── Records for the exercise ──

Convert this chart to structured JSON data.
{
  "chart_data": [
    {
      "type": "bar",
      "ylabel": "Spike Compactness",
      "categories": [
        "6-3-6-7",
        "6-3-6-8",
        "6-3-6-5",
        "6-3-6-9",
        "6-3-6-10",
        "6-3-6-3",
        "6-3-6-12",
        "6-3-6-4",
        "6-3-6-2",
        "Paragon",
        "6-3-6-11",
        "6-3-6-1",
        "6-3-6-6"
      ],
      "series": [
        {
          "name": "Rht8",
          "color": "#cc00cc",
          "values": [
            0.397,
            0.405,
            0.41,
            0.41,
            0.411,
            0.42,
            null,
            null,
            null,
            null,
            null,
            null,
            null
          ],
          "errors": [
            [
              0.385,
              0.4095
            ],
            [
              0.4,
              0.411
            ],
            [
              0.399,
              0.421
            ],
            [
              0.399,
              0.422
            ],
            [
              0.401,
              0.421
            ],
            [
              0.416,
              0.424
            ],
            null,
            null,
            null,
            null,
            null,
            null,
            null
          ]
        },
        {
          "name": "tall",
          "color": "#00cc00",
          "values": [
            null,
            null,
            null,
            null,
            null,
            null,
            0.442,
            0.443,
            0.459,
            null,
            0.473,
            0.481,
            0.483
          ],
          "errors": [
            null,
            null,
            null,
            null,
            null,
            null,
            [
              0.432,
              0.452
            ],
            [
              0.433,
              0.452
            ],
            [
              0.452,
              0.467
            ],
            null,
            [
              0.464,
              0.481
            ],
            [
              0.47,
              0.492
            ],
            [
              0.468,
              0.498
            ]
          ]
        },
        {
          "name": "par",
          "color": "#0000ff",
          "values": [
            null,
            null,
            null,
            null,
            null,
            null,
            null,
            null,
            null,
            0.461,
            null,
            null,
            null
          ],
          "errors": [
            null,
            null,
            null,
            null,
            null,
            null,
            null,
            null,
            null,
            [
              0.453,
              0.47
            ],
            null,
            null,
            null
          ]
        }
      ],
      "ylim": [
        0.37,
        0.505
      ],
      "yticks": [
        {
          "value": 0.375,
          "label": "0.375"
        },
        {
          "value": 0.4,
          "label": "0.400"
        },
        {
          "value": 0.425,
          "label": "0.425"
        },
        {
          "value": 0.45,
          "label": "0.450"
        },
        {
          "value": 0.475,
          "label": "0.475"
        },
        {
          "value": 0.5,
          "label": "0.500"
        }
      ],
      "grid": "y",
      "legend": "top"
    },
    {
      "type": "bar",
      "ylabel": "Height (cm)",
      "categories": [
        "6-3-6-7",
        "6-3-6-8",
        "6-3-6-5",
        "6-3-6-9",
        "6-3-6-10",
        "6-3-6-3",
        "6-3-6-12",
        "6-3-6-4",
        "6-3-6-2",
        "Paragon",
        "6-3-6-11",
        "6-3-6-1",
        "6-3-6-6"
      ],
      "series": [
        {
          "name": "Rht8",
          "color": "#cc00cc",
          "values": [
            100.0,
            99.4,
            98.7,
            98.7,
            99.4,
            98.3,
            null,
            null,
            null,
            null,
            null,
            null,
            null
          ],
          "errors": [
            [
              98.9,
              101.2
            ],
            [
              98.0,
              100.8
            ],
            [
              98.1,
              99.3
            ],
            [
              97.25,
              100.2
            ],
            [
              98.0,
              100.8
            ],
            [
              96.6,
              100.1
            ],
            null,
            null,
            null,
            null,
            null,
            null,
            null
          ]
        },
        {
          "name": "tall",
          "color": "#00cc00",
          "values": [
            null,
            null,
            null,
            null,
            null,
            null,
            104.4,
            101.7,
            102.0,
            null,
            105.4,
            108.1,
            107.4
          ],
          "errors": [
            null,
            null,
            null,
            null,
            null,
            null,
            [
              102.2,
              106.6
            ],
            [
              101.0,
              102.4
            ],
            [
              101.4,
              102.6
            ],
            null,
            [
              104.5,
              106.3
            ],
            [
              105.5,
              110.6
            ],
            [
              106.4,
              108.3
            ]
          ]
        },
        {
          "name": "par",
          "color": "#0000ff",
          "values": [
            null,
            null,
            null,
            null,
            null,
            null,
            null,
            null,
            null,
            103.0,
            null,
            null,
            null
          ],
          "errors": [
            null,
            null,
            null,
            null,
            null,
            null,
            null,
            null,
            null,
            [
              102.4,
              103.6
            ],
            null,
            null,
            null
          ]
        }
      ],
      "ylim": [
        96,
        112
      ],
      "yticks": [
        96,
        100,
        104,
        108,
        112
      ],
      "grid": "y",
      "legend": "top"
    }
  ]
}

───

Exercise directions:
Restate the data above word for word.

Written answer:
Convert this chart to structured JSON data.
{
  "chart_data": [
    {
      "type": "bar",
      "ylabel": "Spike Compactness",
      "categories": [
        "6-3-6-7",
        "6-3-6-8",
        "6-3-6-5",
        "6-3-6-9",
        "6-3-6-10",
        "6-3-6-3",
        "6-3-6-12",
        "6-3-6-4",
        "6-3-6-2",
        "Paragon",
        "6-3-6-11",
        "6-3-6-1",
        "6-3-6-6"
      ],
      "series": [
        {
          "name": "Rht8",
          "color": "#cc00cc",
          "values": [
            0.397,
            0.405,
            0.41,
            0.41,
            0.411,
            0.42,
            null,
            null,
            null,
            null,
            null,
            null,
            null
          ],
          "errors": [
            [
              0.385,
              0.4095
            ],
            [
              0.4,
              0.411
            ],
            [
              0.399,
              0.421
            ],
            [
              0.399,
              0.422
            ],
            [
              0.401,
              0.421
            ],
            [
              0.416,
              0.424
            ],
            null,
            null,
            null,
            null,
            null,
            null,
            null
          ]
        },
        {
          "name": "tall",
          "color": "#00cc00",
          "values": [
            null,
            null,
            null,
            null,
            null,
            null,
            0.442,
            0.443,
            0.459,
            null,
            0.473,
            0.481,
            0.483
          ],
          "errors": [
            null,
            null,
            null,
            null,
            null,
            null,
            [
              0.432,
              0.452
            ],
            [
              0.433,
              0.452
            ],
            [
              0.452,
              0.467
            ],
            null,
            [
              0.464,
              0.481
            ],
            [
              0.47,
              0.492
            ],
            [
              0.468,
              0.498
            ]
          ]
        },
        {
          "name": "par",
          "color": "#0000ff",
          "values": [
            null,
            null,
            null,
            null,
            null,
            null,
            null,
            null,
            null,
            0.461,
            null,
            null,
            null
          ],
          "errors": [
            null,
            null,
            null,
            null,
            null,
            null,
            null,
            null,
            null,
            [
              0.453,
              0.47
            ],
            null,
            null,
            null
          ]
        }
      ],
      "ylim": [
        0.37,
        0.505
      ],
      "yticks": [
        {
          "value": 0.375,
          "label": "0.375"
        },
        {
          "value": 0.4,
          "label": "0.400"
        },
        {
          "value": 0.425,
          "label": "0.425"
        },
        {
          "value": 0.45,
          "label": "0.450"
        },
        {
          "value": 0.475,
          "label": "0.475"
        },
        {
          "value": 0.5,
          "label": "0.500"
        }
      ],
      "grid": "y",
      "legend": "top"
    },
    {
      "type": "bar",
      "ylabel": "Height (cm)",
      "categories": [
        "6-3-6-7",
        "6-3-6-8",
        "6-3-6-5",
        "6-3-6-9",
        "6-3-6-10",
        "6-3-6-3",
        "6-3-6-12",
        "6-3-6-4",
        "6-3-6-2",
        "Paragon",
        "6-3-6-11",
        "6-3-6-1",
        "6-3-6-6"
      ],
      "series": [
        {
          "name": "Rht8",
          "color": "#cc00cc",
          "values": [
            100.0,
            99.4,
            98.7,
            98.7,
            99.4,
            98.3,
            null,
            null,
            null,
            null,
            null,
            null,
            null
          ],
          "errors": [
            [
              98.9,
              101.2
            ],
            [
              98.0,
              100.8
            ],
            [
              98.1,
              99.3
            ],
            [
              97.25,
              100.2
            ],
            [
              98.0,
              100.8
            ],
            [
              96.6,
              100.1
            ],
            null,
            null,
            null,
            null,
            null,
            null,
            null
          ]
        },
        {
          "name": "tall",
          "color": "#00cc00",
          "values": [
            null,
            null,
            null,
            null,
            null,
            null,
            104.4,
            101.7,
            102.0,
            null,
            105.4,
            108.1,
            107.4
          ],
          "errors": [
            null,
            null,
            null,
            null,
            null,
            null,
            [
              102.2,
              106.6
            ],
            [
              101.0,
              102.4
            ],
            [
              101.4,
              102.6
            ],
            null,
            [
              104.5,
              106.3
            ],
            [
              105.5,
              110.6
            ],
            [
              106.4,
              108.3
            ]
          ]
        },
        {
          "name": "par",
          "color": "#0000ff",
          "values": [
            null,
            null,
            null,
            null,
            null,
            null,
            null,
            null,
            null,
            103.0,
            null,
            null,
            null
          ],
          "errors": [
            null,
            null,
            null,
            null,
            null,
            null,
            null,
            null,
            null,
            [
              102.4,
              103.6
            ],
            null,
            null,
            null
          ]
        }
      ],
      "ylim": [
        96,
        112
      ],
      "yticks": [
        96,
        100,
        104,
        108,
        112
      ],
      "grid": "y",
      "legend": "top"
    }
  ]
}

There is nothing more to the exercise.